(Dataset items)
.....

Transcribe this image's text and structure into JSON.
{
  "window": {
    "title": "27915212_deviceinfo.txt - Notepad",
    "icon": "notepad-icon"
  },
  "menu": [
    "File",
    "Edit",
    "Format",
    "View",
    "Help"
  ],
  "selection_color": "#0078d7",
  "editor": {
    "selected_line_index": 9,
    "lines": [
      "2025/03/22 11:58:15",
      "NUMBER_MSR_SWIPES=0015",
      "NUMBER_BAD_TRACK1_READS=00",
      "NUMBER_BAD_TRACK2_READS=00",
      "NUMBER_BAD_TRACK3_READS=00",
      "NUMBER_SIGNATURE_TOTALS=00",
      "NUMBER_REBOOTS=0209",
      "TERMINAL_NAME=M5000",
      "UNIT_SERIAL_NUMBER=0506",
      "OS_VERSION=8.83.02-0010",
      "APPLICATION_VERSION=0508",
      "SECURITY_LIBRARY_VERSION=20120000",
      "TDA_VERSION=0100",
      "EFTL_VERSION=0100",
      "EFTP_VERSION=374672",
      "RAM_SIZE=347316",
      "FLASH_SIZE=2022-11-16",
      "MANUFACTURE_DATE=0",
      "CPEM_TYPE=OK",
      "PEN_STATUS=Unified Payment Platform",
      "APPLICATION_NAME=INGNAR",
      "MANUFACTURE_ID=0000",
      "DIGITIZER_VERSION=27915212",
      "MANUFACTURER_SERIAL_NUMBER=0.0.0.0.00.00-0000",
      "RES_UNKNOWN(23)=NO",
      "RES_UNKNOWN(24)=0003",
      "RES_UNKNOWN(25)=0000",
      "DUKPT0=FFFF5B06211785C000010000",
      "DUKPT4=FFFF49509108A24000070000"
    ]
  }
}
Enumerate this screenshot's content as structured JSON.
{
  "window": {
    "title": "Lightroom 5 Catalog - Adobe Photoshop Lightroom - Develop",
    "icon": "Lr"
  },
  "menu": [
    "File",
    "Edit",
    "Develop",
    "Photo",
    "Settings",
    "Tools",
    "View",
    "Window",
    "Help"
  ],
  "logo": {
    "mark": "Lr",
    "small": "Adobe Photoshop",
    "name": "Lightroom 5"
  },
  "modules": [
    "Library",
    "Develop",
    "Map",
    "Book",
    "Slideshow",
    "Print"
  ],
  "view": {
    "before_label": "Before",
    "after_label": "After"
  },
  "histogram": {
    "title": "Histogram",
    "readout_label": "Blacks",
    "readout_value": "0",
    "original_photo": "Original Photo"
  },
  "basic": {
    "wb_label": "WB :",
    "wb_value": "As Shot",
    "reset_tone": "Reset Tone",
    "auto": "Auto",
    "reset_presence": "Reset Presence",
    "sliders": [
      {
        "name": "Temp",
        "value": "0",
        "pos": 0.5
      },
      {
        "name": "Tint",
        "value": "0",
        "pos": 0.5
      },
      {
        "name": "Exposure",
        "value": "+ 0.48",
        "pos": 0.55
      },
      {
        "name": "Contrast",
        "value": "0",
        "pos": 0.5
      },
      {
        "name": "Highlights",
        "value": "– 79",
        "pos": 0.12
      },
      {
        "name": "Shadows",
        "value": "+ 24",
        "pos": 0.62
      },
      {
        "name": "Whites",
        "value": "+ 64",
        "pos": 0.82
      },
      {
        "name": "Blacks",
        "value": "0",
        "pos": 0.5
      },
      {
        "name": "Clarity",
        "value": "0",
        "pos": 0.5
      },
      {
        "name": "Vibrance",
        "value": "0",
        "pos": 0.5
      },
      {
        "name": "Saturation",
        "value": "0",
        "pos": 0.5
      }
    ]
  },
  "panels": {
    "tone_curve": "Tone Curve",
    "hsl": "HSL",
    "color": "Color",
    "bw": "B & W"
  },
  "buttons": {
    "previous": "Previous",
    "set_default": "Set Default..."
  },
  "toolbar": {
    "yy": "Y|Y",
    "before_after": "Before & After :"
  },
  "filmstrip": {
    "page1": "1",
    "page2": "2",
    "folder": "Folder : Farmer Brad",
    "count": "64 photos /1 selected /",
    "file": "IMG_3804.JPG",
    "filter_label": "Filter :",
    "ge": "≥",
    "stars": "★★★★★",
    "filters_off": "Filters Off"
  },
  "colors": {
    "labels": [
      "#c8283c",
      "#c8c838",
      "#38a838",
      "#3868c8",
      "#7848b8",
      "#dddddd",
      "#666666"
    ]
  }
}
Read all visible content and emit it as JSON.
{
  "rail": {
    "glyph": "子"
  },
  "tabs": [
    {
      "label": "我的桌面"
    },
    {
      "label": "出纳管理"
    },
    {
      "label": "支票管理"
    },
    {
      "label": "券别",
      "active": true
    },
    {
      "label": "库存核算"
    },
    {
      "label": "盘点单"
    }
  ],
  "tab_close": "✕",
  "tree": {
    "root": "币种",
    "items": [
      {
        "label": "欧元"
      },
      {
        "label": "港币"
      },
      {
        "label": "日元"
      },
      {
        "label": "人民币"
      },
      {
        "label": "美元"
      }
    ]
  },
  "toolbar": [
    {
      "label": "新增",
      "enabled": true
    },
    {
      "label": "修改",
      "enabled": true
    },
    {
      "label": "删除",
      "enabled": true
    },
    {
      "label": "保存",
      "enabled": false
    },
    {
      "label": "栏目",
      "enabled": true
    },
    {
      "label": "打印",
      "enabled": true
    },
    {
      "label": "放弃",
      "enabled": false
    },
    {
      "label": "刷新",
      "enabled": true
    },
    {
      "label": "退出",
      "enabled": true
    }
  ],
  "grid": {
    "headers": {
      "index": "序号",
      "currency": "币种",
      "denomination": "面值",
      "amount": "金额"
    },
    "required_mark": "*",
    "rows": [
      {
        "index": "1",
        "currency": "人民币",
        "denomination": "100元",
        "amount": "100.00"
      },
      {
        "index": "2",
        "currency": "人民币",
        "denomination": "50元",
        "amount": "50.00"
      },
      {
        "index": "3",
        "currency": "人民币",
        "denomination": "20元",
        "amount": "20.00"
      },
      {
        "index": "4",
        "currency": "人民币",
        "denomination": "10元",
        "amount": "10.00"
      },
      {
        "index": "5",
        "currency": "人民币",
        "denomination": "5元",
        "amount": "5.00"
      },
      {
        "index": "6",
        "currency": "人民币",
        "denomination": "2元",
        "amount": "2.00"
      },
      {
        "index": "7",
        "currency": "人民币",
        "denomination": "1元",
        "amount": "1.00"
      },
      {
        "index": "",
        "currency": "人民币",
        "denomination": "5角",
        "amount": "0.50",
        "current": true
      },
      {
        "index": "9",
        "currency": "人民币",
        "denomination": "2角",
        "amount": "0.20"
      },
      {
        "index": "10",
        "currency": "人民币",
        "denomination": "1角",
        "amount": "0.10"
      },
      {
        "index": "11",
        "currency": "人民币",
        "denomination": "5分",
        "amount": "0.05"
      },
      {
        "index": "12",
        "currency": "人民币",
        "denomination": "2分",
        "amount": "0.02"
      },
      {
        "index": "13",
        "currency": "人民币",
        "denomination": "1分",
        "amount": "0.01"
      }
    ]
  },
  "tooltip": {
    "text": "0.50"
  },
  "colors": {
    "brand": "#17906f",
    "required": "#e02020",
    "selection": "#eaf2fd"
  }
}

.....

● **GIVEN REQUEST**
Look through the entries above; copy every line holding the string "title".

● **ANSWER FOR THIS EXERCISE**
    "title": "27915212_deviceinfo.txt - Notepad",
    "title": "Lightroom 5 Catalog - Adobe Photoshop Lightroom - Develop",
    "title": "Histogram",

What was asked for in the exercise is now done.